PROBLEM REQUIREMENTS:
Edit the lines below by replacing every "candle-body" with "candle-rect" and keeping everything else unchanged. Leave the pictures out of your answer.

Labeled box records:
▬▬▬
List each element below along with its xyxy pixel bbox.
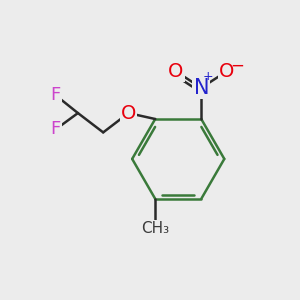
- Text: −: −: [230, 57, 244, 75]
- Text: F: F: [50, 120, 61, 138]
- Text: CH₃: CH₃: [141, 221, 169, 236]
- Text: O: O: [168, 62, 184, 81]
- Text: N: N: [194, 78, 209, 98]
- Text: O: O: [121, 103, 136, 123]
- Text: F: F: [50, 86, 61, 104]
- Text: O: O: [219, 62, 234, 81]
- Text: +: +: [202, 70, 213, 83]
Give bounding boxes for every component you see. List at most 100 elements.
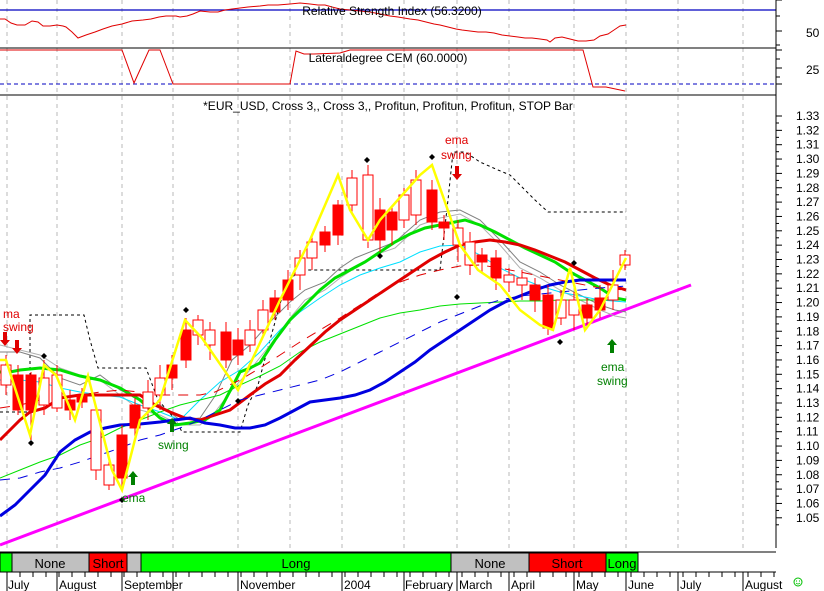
- price-axis-label: 1.22: [796, 267, 820, 281]
- pivot-diamond: [28, 440, 34, 446]
- candle-body: [542, 294, 554, 329]
- month-label: August: [59, 578, 97, 591]
- time-axis: July August September November 2004 Febr…: [0, 571, 783, 591]
- pivot-diamond: [557, 339, 563, 345]
- cem-title: Lateraldegree CEM (60.0000): [309, 51, 468, 65]
- candle-body: [362, 174, 374, 241]
- pivot-diamond: [377, 253, 383, 259]
- price-axis-label: 1.18: [796, 324, 820, 338]
- band-segment-none: [126, 552, 142, 573]
- candle-body: [490, 257, 502, 279]
- stop-bar-line: [0, 151, 626, 433]
- pivot-diamond: [364, 157, 370, 163]
- candle-body: [529, 284, 541, 301]
- month-label: August: [745, 578, 783, 591]
- candle-body: [386, 211, 398, 231]
- candle-body: [220, 331, 232, 361]
- price-axis-label: 1.26: [796, 209, 820, 223]
- band-label: None: [474, 556, 505, 571]
- pivot-markers: [28, 154, 577, 503]
- band-label: Long: [608, 556, 637, 571]
- candle-body: [503, 274, 515, 283]
- price-axis-label: 1.10: [796, 439, 820, 453]
- price-axis-label: 1.05: [796, 511, 820, 525]
- pivot-diamond: [429, 154, 435, 160]
- signal-label: ema: [601, 360, 625, 374]
- cem-panel: Lateraldegree CEM (60.0000): [0, 49, 776, 96]
- pivot-diamond: [41, 353, 47, 359]
- ma-dashed-blue: [0, 285, 627, 481]
- month-label: February: [405, 578, 453, 591]
- price-axis-label: 1.16: [796, 353, 820, 367]
- price-axis-label: 1.28: [796, 181, 820, 195]
- pivot-diamond: [571, 260, 577, 266]
- candle-body: [116, 434, 128, 479]
- support-trendline: [0, 283, 692, 547]
- price-axis-label: 1.24: [796, 238, 820, 252]
- sell-arrow-icon: [452, 166, 462, 180]
- candle-body: [306, 241, 318, 259]
- sell-arrow-icon: [0, 332, 10, 346]
- pivot-diamond: [454, 294, 460, 300]
- buy-arrow-icon: [607, 339, 617, 353]
- price-axis-label: 1.07: [796, 482, 820, 496]
- candle-body: [426, 189, 438, 223]
- candle-body: [25, 374, 37, 411]
- price-axis-label: 1.25: [796, 224, 820, 238]
- price-axis-label: 1.32: [796, 123, 820, 137]
- pivot-diamond: [183, 307, 189, 313]
- month-label: June: [628, 578, 654, 591]
- price-axis-label: 1.27: [796, 195, 820, 209]
- price-axis-label: 1.11: [796, 425, 819, 439]
- signal-label: ma: [3, 307, 20, 321]
- right-axis: 50 25 1.331.321.311.301.291.281.271.261.…: [775, 0, 820, 548]
- month-label: April: [511, 578, 535, 591]
- grid-lines: [6, 0, 744, 548]
- month-label: September: [124, 578, 183, 591]
- zigzag-line: [0, 162, 628, 494]
- rsi-axis-label: 50: [806, 26, 820, 40]
- price-axis-label: 1.33: [796, 109, 820, 123]
- price-axis-label: 1.13: [796, 396, 820, 410]
- month-label: November: [240, 578, 295, 591]
- month-label: July: [680, 578, 701, 591]
- rsi-title: Relative Strength Index (56.3200): [302, 4, 481, 18]
- sell-arrow-icon: [12, 340, 22, 354]
- signal-label: swing: [597, 374, 628, 388]
- band-label: Long: [282, 556, 311, 571]
- candle-body: [346, 177, 358, 206]
- price-axis-label: 1.12: [796, 410, 820, 424]
- band-label: None: [34, 556, 65, 571]
- month-label: 2004: [344, 578, 371, 591]
- price-axis-label: 1.09: [796, 453, 820, 467]
- price-axis-label: 1.29: [796, 166, 820, 180]
- price-axis-label: 1.30: [796, 152, 820, 166]
- candle-body: [12, 374, 24, 411]
- band-label: Short: [551, 556, 582, 571]
- candle-body: [142, 391, 154, 409]
- main-price-panel: *EUR_USD, Cross 3,, Cross 3,, Profitun, …: [0, 99, 692, 547]
- price-axis-ticks: 1.331.321.311.301.291.281.271.261.251.24…: [776, 109, 820, 526]
- signal-label: ema: [445, 133, 469, 147]
- price-axis-label: 1.23: [796, 253, 820, 267]
- candle-body: [129, 404, 141, 429]
- candle-body: [581, 304, 593, 319]
- candle-body: [257, 309, 269, 331]
- candle-body: [438, 221, 450, 229]
- price-axis-label: 1.19: [796, 310, 820, 324]
- candle-body: [232, 339, 244, 356]
- candle-body: [282, 279, 294, 301]
- price-axis-label: 1.21: [796, 281, 820, 295]
- signal-arrows: [0, 166, 617, 485]
- candle-body: [398, 194, 410, 221]
- band-label: Short: [92, 556, 123, 571]
- price-axis-label: 1.15: [796, 367, 820, 381]
- candle-body: [319, 231, 331, 246]
- candle-body: [374, 209, 386, 241]
- price-axis-label: 1.31: [796, 138, 820, 152]
- candle-body: [476, 254, 488, 263]
- price-axis-label: 1.17: [796, 339, 820, 353]
- candle-body: [332, 204, 344, 236]
- ema-mid-red: [0, 238, 627, 442]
▬▬▬
ANSWER TO THE EXERCISE:
List each element below along with its xyxy pixel bbox.
- Text: −: −: [230, 57, 244, 75]
- Text: F: F: [50, 120, 61, 138]
- Text: CH₃: CH₃: [141, 221, 169, 236]
- Text: O: O: [168, 62, 184, 81]
- Text: N: N: [194, 78, 209, 98]
- Text: O: O: [121, 103, 136, 123]
- Text: F: F: [50, 86, 61, 104]
- Text: O: O: [219, 62, 234, 81]
- Text: +: +: [202, 70, 213, 83]
Give bounding boxes for every component you see. List at most 100 elements.
- price-axis-label: 1.22: [796, 267, 820, 281]
- pivot-diamond: [28, 440, 34, 446]
- candle-rect: [542, 294, 554, 329]
- month-label: August: [59, 578, 97, 591]
- time-axis: July August September November 2004 Febr…: [0, 571, 783, 591]
- pivot-diamond: [557, 339, 563, 345]
- cem-title: Lateraldegree CEM (60.0000): [309, 51, 468, 65]
- candle-rect: [362, 174, 374, 241]
- pivot-diamond: [377, 253, 383, 259]
- price-axis-label: 1.18: [796, 324, 820, 338]
- band-segment-none: [126, 552, 142, 573]
- candle-rect: [490, 257, 502, 279]
- stop-bar-line: [0, 151, 626, 433]
- pivot-diamond: [364, 157, 370, 163]
- candle-rect: [529, 284, 541, 301]
- month-label: August: [745, 578, 783, 591]
- candle-rect: [386, 211, 398, 231]
- candle-rect: [220, 331, 232, 361]
- price-axis-label: 1.26: [796, 209, 820, 223]
- band-label: None: [474, 556, 505, 571]
- pivot-markers: [28, 154, 577, 503]
- band-label: Long: [608, 556, 637, 571]
- candle-rect: [503, 274, 515, 283]
- price-axis-label: 1.10: [796, 439, 820, 453]
- price-axis-label: 1.05: [796, 511, 820, 525]
- pivot-diamond: [429, 154, 435, 160]
- signal-label: ema: [601, 360, 625, 374]
- cem-panel: Lateraldegree CEM (60.0000): [0, 49, 776, 96]
- pivot-diamond: [41, 353, 47, 359]
- ma-dashed-blue: [0, 285, 627, 481]
- month-label: February: [405, 578, 453, 591]
- price-axis-label: 1.16: [796, 353, 820, 367]
- price-axis-label: 1.28: [796, 181, 820, 195]
- pivot-diamond: [571, 260, 577, 266]
- candle-rect: [116, 434, 128, 479]
- support-trendline: [0, 283, 692, 547]
- price-axis-label: 1.24: [796, 238, 820, 252]
- sell-arrow-icon: [452, 166, 462, 180]
- candle-rect: [306, 241, 318, 259]
- sell-arrow-icon: [0, 332, 10, 346]
- pivot-diamond: [454, 294, 460, 300]
- buy-arrow-icon: [607, 339, 617, 353]
- price-axis-label: 1.07: [796, 482, 820, 496]
- candle-rect: [426, 189, 438, 223]
- candle-rect: [25, 374, 37, 411]
- price-axis-label: 1.25: [796, 224, 820, 238]
- price-axis-label: 1.32: [796, 123, 820, 137]
- pivot-diamond: [183, 307, 189, 313]
- month-label: June: [628, 578, 654, 591]
- price-axis-label: 1.27: [796, 195, 820, 209]
- price-axis-label: 1.11: [796, 425, 819, 439]
- signal-label: ma: [3, 307, 20, 321]
- right-axis: 50 25 1.331.321.311.301.291.281.271.261.…: [775, 0, 820, 548]
- month-label: April: [511, 578, 535, 591]
- grid-lines: [6, 0, 744, 548]
- month-label: September: [124, 578, 183, 591]
- zigzag-line: [0, 162, 628, 494]
- rsi-axis-label: 50: [806, 26, 820, 40]
- price-axis-label: 1.33: [796, 109, 820, 123]
- price-axis-label: 1.13: [796, 396, 820, 410]
- month-label: November: [240, 578, 295, 591]
- month-label: July: [680, 578, 701, 591]
- rsi-title: Relative Strength Index (56.3200): [302, 4, 481, 18]
- sell-arrow-icon: [12, 340, 22, 354]
- signal-label: swing: [597, 374, 628, 388]
- band-label: Long: [282, 556, 311, 571]
- candle-rect: [346, 177, 358, 206]
- price-axis-label: 1.12: [796, 410, 820, 424]
- band-label: None: [34, 556, 65, 571]
- month-label: 2004: [344, 578, 371, 591]
- price-axis-label: 1.09: [796, 453, 820, 467]
- price-axis-label: 1.29: [796, 166, 820, 180]
- price-axis-label: 1.30: [796, 152, 820, 166]
- candle-rect: [12, 374, 24, 411]
- band-label: Short: [551, 556, 582, 571]
- candle-rect: [142, 391, 154, 409]
- main-price-panel: *EUR_USD, Cross 3,, Cross 3,, Profitun, …: [0, 99, 692, 547]
- price-axis-ticks: 1.331.321.311.301.291.281.271.261.251.24…: [776, 109, 820, 526]
- signal-label: ema: [445, 133, 469, 147]
- price-axis-label: 1.23: [796, 253, 820, 267]
- candle-rect: [129, 404, 141, 429]
- candle-rect: [581, 304, 593, 319]
- candle-rect: [257, 309, 269, 331]
- candle-rect: [438, 221, 450, 229]
- price-axis-label: 1.19: [796, 310, 820, 324]
- candle-rect: [232, 339, 244, 356]
- candle-rect: [282, 279, 294, 301]
- price-axis-label: 1.21: [796, 281, 820, 295]
- signal-arrows: [0, 166, 617, 485]
- candle-rect: [398, 194, 410, 221]
- band-label: Short: [92, 556, 123, 571]
- price-axis-label: 1.15: [796, 367, 820, 381]
- candle-rect: [319, 231, 331, 246]
- candle-rect: [374, 209, 386, 241]
- price-axis-label: 1.31: [796, 138, 820, 152]
- candle-rect: [476, 254, 488, 263]
- price-axis-label: 1.17: [796, 339, 820, 353]
- candle-rect: [332, 204, 344, 236]
- ema-mid-red: [0, 238, 627, 442]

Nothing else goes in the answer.